-------- Material shown

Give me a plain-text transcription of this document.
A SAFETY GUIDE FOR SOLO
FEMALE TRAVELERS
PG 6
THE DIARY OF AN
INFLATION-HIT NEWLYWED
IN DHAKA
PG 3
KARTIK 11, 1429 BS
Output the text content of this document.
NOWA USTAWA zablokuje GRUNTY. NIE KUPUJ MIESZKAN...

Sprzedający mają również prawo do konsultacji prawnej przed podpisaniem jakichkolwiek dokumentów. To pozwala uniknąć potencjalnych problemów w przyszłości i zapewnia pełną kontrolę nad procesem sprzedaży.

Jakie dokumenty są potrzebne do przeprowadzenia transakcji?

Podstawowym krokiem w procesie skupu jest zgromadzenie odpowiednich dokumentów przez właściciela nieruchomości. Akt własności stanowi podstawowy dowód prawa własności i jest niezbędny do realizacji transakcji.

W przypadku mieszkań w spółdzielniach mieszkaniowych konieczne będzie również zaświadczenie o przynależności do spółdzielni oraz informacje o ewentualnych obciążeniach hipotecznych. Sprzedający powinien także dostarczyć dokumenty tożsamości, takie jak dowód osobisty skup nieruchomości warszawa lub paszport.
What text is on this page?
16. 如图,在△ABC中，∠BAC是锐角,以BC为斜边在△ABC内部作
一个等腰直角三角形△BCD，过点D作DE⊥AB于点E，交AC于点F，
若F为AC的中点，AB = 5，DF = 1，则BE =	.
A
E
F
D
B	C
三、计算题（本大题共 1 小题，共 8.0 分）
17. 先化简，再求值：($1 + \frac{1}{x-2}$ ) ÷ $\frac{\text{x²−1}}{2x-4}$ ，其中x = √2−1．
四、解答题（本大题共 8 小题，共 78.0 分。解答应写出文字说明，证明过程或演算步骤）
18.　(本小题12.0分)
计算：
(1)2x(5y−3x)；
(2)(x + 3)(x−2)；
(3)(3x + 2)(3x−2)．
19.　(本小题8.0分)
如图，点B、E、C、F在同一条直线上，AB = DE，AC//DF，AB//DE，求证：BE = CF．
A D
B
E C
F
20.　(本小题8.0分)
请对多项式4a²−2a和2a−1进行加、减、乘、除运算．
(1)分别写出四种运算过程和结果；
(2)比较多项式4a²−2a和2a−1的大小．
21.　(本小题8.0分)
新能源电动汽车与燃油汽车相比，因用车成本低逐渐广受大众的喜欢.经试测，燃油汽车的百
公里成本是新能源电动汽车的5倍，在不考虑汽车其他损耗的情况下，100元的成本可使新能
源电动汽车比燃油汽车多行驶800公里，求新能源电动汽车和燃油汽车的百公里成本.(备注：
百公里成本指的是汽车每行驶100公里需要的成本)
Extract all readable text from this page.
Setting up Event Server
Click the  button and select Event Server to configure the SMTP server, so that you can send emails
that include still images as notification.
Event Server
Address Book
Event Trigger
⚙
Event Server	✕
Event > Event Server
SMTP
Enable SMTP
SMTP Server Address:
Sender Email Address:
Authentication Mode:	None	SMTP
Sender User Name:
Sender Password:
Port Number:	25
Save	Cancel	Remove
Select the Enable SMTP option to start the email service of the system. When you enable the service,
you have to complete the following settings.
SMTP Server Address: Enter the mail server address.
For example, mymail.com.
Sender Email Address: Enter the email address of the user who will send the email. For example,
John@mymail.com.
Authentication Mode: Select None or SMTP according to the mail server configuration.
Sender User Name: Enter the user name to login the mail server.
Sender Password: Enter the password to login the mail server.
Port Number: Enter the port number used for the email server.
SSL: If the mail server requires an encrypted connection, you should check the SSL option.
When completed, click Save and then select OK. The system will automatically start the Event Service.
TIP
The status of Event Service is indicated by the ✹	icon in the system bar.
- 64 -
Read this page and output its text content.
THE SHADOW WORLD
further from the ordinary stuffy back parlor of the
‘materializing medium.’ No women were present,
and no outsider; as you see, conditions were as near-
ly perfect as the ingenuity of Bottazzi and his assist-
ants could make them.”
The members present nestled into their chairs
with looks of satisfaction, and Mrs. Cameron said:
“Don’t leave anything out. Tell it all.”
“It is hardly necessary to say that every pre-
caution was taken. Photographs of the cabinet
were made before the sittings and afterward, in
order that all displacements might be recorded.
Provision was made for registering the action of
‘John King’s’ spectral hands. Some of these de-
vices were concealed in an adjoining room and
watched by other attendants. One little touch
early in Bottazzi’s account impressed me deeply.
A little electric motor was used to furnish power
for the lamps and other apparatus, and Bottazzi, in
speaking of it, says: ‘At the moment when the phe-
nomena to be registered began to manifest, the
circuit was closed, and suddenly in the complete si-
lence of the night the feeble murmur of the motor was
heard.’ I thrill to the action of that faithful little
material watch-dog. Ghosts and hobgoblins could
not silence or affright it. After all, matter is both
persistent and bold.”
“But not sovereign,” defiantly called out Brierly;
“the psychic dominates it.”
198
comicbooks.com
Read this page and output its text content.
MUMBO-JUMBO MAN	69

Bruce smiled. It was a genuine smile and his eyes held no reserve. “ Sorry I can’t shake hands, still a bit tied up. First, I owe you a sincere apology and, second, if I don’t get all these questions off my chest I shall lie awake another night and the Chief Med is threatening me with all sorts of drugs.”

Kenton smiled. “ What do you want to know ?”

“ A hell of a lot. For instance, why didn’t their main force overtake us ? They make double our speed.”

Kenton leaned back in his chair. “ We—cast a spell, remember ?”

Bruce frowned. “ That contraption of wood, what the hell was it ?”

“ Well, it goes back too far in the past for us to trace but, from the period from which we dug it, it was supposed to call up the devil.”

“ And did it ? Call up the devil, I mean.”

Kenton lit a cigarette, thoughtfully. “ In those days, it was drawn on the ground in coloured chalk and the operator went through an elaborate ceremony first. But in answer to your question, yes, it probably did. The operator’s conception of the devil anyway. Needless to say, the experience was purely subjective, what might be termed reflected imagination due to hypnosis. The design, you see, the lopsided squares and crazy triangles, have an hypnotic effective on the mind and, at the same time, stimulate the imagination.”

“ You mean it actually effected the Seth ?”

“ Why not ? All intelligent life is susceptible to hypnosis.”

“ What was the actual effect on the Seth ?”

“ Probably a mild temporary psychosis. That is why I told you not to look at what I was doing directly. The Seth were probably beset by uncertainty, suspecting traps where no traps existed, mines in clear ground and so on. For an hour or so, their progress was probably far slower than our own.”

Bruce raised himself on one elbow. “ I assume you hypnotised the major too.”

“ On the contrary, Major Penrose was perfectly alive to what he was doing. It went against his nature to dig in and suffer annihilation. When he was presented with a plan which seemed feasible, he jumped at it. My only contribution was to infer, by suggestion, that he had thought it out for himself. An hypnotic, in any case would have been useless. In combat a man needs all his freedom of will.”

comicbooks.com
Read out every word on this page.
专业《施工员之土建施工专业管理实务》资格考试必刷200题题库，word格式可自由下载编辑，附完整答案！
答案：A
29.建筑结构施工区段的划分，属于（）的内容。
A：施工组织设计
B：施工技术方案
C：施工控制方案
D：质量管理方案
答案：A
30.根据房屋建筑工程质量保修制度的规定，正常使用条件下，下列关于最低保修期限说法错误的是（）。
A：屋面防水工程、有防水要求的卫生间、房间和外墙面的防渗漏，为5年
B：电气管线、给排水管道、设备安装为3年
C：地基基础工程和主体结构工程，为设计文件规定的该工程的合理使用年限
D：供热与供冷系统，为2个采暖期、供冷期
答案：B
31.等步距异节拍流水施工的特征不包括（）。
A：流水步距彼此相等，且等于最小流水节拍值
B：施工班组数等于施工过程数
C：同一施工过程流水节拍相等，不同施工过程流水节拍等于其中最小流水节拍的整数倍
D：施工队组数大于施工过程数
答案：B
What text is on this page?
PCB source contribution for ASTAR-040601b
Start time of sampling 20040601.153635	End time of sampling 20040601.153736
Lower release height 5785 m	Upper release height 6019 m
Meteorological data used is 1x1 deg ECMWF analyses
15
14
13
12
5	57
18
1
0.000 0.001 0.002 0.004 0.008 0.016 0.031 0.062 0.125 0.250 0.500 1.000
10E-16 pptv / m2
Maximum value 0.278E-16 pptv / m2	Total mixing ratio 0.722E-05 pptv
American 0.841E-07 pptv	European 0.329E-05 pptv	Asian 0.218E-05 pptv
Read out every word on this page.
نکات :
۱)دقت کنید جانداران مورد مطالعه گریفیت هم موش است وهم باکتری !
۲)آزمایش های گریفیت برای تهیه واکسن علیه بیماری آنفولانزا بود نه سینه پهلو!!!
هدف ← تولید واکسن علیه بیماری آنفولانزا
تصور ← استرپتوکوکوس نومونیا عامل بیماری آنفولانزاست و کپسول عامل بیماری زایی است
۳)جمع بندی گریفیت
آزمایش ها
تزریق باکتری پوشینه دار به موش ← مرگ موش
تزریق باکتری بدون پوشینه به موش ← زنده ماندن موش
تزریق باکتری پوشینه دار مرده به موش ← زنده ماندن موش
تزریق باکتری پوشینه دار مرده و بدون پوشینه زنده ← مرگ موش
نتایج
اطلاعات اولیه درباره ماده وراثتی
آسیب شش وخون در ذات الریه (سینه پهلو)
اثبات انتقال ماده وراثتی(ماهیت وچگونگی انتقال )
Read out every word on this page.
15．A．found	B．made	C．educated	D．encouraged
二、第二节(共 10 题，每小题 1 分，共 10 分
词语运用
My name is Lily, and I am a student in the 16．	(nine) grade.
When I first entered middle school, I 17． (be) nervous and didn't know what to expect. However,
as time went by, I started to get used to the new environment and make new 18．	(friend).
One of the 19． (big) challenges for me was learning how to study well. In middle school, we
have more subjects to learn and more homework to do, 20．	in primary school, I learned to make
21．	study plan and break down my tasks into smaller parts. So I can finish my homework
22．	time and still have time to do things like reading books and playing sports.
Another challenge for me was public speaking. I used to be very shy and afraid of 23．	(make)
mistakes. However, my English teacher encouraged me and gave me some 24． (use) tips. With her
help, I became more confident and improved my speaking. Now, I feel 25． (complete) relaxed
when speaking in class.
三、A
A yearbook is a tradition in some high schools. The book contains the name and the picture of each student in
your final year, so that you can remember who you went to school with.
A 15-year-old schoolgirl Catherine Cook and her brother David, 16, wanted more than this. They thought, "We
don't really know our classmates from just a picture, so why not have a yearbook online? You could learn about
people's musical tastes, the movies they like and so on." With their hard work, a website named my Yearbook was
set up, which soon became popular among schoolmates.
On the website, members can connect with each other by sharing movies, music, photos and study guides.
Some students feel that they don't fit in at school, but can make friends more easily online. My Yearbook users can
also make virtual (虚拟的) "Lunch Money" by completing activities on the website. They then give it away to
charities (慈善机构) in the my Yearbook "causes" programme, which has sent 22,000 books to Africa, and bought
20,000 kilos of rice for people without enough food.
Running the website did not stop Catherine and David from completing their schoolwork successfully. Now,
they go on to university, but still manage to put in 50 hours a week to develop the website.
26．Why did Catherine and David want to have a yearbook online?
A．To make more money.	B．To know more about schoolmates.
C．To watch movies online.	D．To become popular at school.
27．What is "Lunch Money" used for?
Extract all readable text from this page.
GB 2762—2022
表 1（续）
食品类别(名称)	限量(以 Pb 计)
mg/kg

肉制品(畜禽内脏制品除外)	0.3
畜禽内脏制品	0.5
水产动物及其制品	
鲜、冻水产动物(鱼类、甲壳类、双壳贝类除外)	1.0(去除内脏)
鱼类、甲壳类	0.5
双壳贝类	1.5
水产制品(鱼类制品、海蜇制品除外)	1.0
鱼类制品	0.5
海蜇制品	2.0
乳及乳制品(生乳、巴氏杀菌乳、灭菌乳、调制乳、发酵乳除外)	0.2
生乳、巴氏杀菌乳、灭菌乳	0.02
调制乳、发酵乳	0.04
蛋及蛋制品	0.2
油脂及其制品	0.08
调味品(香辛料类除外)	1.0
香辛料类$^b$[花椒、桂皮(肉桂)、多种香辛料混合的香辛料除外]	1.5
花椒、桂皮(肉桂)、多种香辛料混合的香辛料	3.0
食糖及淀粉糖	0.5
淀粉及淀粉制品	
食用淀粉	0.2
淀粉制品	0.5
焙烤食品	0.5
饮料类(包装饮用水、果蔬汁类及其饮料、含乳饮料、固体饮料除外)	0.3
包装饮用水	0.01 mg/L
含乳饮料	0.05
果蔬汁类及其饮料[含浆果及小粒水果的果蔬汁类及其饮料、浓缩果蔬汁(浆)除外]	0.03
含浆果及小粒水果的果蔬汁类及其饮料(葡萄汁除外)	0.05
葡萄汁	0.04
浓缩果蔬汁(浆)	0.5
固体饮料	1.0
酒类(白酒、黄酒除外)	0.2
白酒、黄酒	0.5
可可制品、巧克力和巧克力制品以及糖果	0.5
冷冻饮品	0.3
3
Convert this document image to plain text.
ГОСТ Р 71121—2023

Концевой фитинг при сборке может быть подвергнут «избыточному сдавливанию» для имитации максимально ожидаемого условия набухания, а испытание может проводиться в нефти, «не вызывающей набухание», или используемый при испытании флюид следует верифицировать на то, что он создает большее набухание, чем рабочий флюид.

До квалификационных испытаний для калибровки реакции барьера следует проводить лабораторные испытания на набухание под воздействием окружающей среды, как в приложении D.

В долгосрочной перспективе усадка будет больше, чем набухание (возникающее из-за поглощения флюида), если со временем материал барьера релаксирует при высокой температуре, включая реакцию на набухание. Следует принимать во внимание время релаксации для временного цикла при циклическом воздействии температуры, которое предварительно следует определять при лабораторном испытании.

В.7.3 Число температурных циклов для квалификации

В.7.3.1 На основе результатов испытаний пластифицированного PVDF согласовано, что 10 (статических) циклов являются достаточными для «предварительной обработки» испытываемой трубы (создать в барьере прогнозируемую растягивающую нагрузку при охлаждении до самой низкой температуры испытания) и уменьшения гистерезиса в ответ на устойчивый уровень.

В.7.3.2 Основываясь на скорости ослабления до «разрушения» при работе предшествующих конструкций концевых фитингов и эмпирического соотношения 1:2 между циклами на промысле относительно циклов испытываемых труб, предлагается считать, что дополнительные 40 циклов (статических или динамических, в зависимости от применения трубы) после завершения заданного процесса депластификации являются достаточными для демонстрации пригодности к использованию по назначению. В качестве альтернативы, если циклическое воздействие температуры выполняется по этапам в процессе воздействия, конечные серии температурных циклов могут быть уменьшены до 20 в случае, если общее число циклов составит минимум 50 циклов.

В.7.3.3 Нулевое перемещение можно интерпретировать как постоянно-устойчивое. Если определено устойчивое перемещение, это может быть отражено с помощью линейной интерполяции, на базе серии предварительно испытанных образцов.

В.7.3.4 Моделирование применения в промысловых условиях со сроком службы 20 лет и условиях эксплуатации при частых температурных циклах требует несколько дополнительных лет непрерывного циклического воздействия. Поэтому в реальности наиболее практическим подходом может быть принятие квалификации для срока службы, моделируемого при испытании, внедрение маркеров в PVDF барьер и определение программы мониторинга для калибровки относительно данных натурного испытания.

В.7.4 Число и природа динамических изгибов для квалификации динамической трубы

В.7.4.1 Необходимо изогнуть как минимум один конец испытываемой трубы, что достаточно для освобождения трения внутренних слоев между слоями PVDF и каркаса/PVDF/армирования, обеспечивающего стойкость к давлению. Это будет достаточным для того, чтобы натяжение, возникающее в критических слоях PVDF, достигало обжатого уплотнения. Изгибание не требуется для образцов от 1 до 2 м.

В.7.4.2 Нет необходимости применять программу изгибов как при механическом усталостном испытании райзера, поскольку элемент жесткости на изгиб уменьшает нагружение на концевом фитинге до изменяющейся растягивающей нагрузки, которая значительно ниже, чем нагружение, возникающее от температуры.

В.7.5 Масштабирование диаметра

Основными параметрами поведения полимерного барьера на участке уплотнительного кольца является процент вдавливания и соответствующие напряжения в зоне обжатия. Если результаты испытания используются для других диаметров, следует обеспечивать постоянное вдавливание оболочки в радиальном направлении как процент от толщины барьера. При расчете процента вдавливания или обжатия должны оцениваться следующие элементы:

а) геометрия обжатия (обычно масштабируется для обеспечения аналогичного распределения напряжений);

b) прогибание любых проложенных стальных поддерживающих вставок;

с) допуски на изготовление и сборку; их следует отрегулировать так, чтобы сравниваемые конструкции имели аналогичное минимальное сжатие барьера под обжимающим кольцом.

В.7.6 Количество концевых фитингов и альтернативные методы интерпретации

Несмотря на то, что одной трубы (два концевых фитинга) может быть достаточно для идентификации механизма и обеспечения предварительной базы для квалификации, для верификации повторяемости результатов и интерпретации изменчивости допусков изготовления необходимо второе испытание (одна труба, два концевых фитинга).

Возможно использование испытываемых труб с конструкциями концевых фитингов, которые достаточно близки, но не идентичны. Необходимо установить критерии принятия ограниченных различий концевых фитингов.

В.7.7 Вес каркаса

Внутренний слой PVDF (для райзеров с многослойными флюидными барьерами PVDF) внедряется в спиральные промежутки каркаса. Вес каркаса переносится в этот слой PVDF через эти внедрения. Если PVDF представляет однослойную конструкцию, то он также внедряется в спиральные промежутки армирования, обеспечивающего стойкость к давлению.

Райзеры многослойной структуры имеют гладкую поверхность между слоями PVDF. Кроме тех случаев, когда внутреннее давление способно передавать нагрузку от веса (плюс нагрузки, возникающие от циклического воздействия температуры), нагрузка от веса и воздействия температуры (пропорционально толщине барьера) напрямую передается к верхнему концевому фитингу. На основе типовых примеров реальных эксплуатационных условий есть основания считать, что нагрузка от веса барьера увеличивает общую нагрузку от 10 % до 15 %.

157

----------------

Report how many lines in the records hold the word "about", giving the number and nothing else.

Response below
2